Copy every one of the following entries line for line, without changing anything.

* START Given records *

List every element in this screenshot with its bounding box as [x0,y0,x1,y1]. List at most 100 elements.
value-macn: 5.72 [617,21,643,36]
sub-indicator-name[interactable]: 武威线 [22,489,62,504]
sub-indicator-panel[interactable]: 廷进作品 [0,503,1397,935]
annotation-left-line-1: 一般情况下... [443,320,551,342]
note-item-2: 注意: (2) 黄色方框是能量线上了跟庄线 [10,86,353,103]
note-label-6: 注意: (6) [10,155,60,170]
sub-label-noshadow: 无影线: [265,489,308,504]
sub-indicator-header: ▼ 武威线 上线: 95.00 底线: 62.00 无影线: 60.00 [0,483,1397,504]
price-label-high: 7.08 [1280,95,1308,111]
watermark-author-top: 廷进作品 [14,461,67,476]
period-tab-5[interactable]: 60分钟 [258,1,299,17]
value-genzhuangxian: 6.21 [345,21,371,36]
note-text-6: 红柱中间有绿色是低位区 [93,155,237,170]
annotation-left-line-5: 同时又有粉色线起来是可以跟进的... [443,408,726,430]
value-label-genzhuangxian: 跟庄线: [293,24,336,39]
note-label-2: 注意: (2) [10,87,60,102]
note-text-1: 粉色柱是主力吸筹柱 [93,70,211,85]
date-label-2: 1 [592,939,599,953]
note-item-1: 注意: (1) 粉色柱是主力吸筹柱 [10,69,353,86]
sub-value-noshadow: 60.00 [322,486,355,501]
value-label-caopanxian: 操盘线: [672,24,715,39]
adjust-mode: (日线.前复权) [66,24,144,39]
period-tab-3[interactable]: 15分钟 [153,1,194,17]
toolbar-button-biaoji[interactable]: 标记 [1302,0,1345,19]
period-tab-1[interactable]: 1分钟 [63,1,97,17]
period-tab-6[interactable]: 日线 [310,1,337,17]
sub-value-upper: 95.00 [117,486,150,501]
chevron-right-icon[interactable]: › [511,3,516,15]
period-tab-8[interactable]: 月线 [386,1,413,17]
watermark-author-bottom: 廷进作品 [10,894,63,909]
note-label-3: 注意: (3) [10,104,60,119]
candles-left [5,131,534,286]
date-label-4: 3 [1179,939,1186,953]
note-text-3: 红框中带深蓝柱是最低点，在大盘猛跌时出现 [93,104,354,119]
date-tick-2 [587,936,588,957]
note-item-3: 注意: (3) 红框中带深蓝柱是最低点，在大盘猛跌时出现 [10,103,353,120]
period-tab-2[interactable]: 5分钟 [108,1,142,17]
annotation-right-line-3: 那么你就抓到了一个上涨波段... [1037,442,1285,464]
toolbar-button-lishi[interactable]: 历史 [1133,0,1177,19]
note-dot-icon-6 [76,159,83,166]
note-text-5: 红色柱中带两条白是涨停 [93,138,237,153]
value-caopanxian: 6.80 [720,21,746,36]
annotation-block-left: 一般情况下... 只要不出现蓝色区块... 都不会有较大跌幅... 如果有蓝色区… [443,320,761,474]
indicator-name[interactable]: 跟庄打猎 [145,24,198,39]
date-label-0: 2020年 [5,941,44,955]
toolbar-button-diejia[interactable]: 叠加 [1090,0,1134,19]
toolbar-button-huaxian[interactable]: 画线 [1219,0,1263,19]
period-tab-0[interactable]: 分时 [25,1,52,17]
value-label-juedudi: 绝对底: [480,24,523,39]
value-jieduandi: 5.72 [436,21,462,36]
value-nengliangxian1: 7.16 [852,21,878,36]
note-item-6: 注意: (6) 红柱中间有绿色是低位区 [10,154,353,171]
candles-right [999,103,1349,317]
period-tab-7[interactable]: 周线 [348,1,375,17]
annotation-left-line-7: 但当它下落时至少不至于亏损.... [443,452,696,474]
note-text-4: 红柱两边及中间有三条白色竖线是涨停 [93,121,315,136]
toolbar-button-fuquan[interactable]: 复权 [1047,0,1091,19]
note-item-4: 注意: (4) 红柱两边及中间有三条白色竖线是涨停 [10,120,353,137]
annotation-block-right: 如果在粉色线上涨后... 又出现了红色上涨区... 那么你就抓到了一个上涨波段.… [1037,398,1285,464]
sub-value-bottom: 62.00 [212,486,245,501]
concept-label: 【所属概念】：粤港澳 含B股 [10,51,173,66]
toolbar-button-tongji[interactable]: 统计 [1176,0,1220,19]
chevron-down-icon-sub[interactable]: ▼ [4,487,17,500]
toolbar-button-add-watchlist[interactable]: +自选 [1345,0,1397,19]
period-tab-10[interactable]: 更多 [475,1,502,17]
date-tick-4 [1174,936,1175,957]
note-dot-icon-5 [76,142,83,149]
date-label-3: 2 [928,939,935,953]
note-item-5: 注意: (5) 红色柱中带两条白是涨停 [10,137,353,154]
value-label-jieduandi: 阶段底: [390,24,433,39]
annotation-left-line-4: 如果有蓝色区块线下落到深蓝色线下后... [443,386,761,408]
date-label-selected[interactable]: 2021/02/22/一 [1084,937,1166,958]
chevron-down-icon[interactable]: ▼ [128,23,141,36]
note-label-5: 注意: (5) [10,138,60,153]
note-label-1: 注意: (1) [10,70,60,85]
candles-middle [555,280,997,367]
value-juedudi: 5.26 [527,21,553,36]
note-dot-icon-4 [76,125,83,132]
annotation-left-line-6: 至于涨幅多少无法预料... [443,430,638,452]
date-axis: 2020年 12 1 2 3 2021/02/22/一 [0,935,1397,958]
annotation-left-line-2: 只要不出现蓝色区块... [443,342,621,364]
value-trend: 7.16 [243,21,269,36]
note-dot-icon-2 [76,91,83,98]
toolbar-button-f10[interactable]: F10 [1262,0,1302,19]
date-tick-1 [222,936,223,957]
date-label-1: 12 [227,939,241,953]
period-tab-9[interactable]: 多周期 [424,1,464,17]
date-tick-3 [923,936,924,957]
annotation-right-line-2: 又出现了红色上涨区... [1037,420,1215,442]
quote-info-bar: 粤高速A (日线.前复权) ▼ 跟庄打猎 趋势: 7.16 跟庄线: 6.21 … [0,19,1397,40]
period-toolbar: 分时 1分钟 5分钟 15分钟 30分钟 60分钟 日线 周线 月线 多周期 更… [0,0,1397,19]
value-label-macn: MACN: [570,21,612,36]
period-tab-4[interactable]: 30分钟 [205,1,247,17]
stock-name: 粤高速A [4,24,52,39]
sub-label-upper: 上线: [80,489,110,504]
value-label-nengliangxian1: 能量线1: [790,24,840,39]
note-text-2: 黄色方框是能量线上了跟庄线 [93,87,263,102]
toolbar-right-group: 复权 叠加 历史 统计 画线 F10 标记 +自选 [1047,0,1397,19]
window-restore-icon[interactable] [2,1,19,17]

* END Given records *

## [Response to the task]
List every element in this screenshot with its bounding box as [x0,y0,x1,y1]. List at most 100 elements.
value-macn: 5.72 [617,21,643,36]
sub-indicator-name[interactable]: 武威线 [22,489,62,504]
sub-indicator-panel[interactable]: 廷进作品 [0,503,1397,935]
annotation-left-line-1: 一般情况下... [443,320,551,342]
note-item-2: 注意: (2) 黄色方框是能量线上了跟庄线 [10,86,353,103]
note-label-6: 注意: (6) [10,155,60,170]
sub-label-noshadow: 无影线: [265,489,308,504]
sub-indicator-header: ▼ 武威线 上线: 95.00 底线: 62.00 无影线: 60.00 [0,483,1397,504]
price-label-high: 7.08 [1280,95,1308,111]
watermark-author-top: 廷进作品 [14,461,67,476]
period-tab-5[interactable]: 60分钟 [258,1,299,17]
value-genzhuangxian: 6.21 [345,21,371,36]
note-text-6: 红柱中间有绿色是低位区 [93,155,237,170]
annotation-left-line-5: 同时又有粉色线起来是可以跟进的... [443,408,726,430]
value-label-genzhuangxian: 跟庄线: [293,24,336,39]
note-label-2: 注意: (2) [10,87,60,102]
note-text-1: 粉色柱是主力吸筹柱 [93,70,211,85]
date-label-2: 1 [592,939,599,953]
note-item-1: 注意: (1) 粉色柱是主力吸筹柱 [10,69,353,86]
sub-value-noshadow: 60.00 [322,486,355,501]
value-label-caopanxian: 操盘线: [672,24,715,39]
adjust-mode: (日线.前复权) [66,24,144,39]
period-tab-3[interactable]: 15分钟 [153,1,194,17]
toolbar-button-biaoji[interactable]: 标记 [1302,0,1345,19]
period-tab-1[interactable]: 1分钟 [63,1,97,17]
period-tab-6[interactable]: 日线 [310,1,337,17]
sub-value-upper: 95.00 [117,486,150,501]
chevron-right-icon[interactable]: › [511,3,516,15]
period-tab-8[interactable]: 月线 [386,1,413,17]
watermark-author-bottom: 廷进作品 [10,894,63,909]
note-label-3: 注意: (3) [10,104,60,119]
candles-left [5,131,534,286]
date-label-4: 3 [1179,939,1186,953]
note-text-3: 红框中带深蓝柱是最低点，在大盘猛跌时出现 [93,104,354,119]
date-tick-2 [587,936,588,957]
note-item-3: 注意: (3) 红框中带深蓝柱是最低点，在大盘猛跌时出现 [10,103,353,120]
period-tab-2[interactable]: 5分钟 [108,1,142,17]
annotation-right-line-3: 那么你就抓到了一个上涨波段... [1037,442,1285,464]
toolbar-button-lishi[interactable]: 历史 [1133,0,1177,19]
note-dot-icon-6 [76,159,83,166]
note-text-5: 红色柱中带两条白是涨停 [93,138,237,153]
value-caopanxian: 6.80 [720,21,746,36]
annotation-block-left: 一般情况下... 只要不出现蓝色区块... 都不会有较大跌幅... 如果有蓝色区… [443,320,761,474]
indicator-name[interactable]: 跟庄打猎 [145,24,198,39]
date-label-0: 2020年 [5,941,44,955]
toolbar-button-diejia[interactable]: 叠加 [1090,0,1134,19]
toolbar-button-huaxian[interactable]: 画线 [1219,0,1263,19]
period-tab-0[interactable]: 分时 [25,1,52,17]
value-label-juedudi: 绝对底: [480,24,523,39]
value-jieduandi: 5.72 [436,21,462,36]
value-nengliangxian1: 7.16 [852,21,878,36]
note-item-6: 注意: (6) 红柱中间有绿色是低位区 [10,154,353,171]
candles-right [999,103,1349,317]
period-tab-7[interactable]: 周线 [348,1,375,17]
annotation-left-line-7: 但当它下落时至少不至于亏损.... [443,452,696,474]
note-text-4: 红柱两边及中间有三条白色竖线是涨停 [93,121,315,136]
toolbar-button-fuquan[interactable]: 复权 [1047,0,1091,19]
note-item-4: 注意: (4) 红柱两边及中间有三条白色竖线是涨停 [10,120,353,137]
annotation-block-right: 如果在粉色线上涨后... 又出现了红色上涨区... 那么你就抓到了一个上涨波段.… [1037,398,1285,464]
sub-value-bottom: 62.00 [212,486,245,501]
concept-label: 【所属概念】：粤港澳 含B股 [10,51,173,66]
toolbar-button-tongji[interactable]: 统计 [1176,0,1220,19]
chevron-down-icon-sub[interactable]: ▼ [4,487,17,500]
toolbar-button-add-watchlist[interactable]: +自选 [1345,0,1397,19]
period-tab-10[interactable]: 更多 [475,1,502,17]
date-tick-4 [1174,936,1175,957]
note-dot-icon-5 [76,142,83,149]
date-label-3: 2 [928,939,935,953]
note-item-5: 注意: (5) 红色柱中带两条白是涨停 [10,137,353,154]
value-label-jieduandi: 阶段底: [390,24,433,39]
annotation-left-line-4: 如果有蓝色区块线下落到深蓝色线下后... [443,386,761,408]
date-label-selected[interactable]: 2021/02/22/一 [1084,937,1166,958]
chevron-down-icon[interactable]: ▼ [128,23,141,36]
note-label-5: 注意: (5) [10,138,60,153]
note-label-1: 注意: (1) [10,70,60,85]
candles-middle [555,280,997,367]
value-juedudi: 5.26 [527,21,553,36]
note-dot-icon-4 [76,125,83,132]
annotation-left-line-6: 至于涨幅多少无法预料... [443,430,638,452]
date-axis: 2020年 12 1 2 3 2021/02/22/一 [0,935,1397,958]
annotation-left-line-2: 只要不出现蓝色区块... [443,342,621,364]
value-trend: 7.16 [243,21,269,36]
note-dot-icon-2 [76,91,83,98]
toolbar-button-f10[interactable]: F10 [1262,0,1302,19]
date-tick-1 [222,936,223,957]
date-label-1: 12 [227,939,241,953]
period-tab-9[interactable]: 多周期 [424,1,464,17]
date-tick-3 [923,936,924,957]
annotation-right-line-2: 又出现了红色上涨区... [1037,420,1215,442]
quote-info-bar: 粤高速A (日线.前复权) ▼ 跟庄打猎 趋势: 7.16 跟庄线: 6.21 … [0,19,1397,40]
period-toolbar: 分时 1分钟 5分钟 15分钟 30分钟 60分钟 日线 周线 月线 多周期 更… [0,0,1397,19]
value-label-macn: MACN: [570,21,612,36]
period-tab-4[interactable]: 30分钟 [205,1,247,17]
stock-name: 粤高速A [4,24,52,39]
sub-label-upper: 上线: [80,489,110,504]
value-label-nengliangxian1: 能量线1: [790,24,840,39]
note-text-2: 黄色方框是能量线上了跟庄线 [93,87,263,102]
toolbar-right-group: 复权 叠加 历史 统计 画线 F10 标记 +自选 [1047,0,1397,19]
window-restore-icon[interactable] [2,1,19,17]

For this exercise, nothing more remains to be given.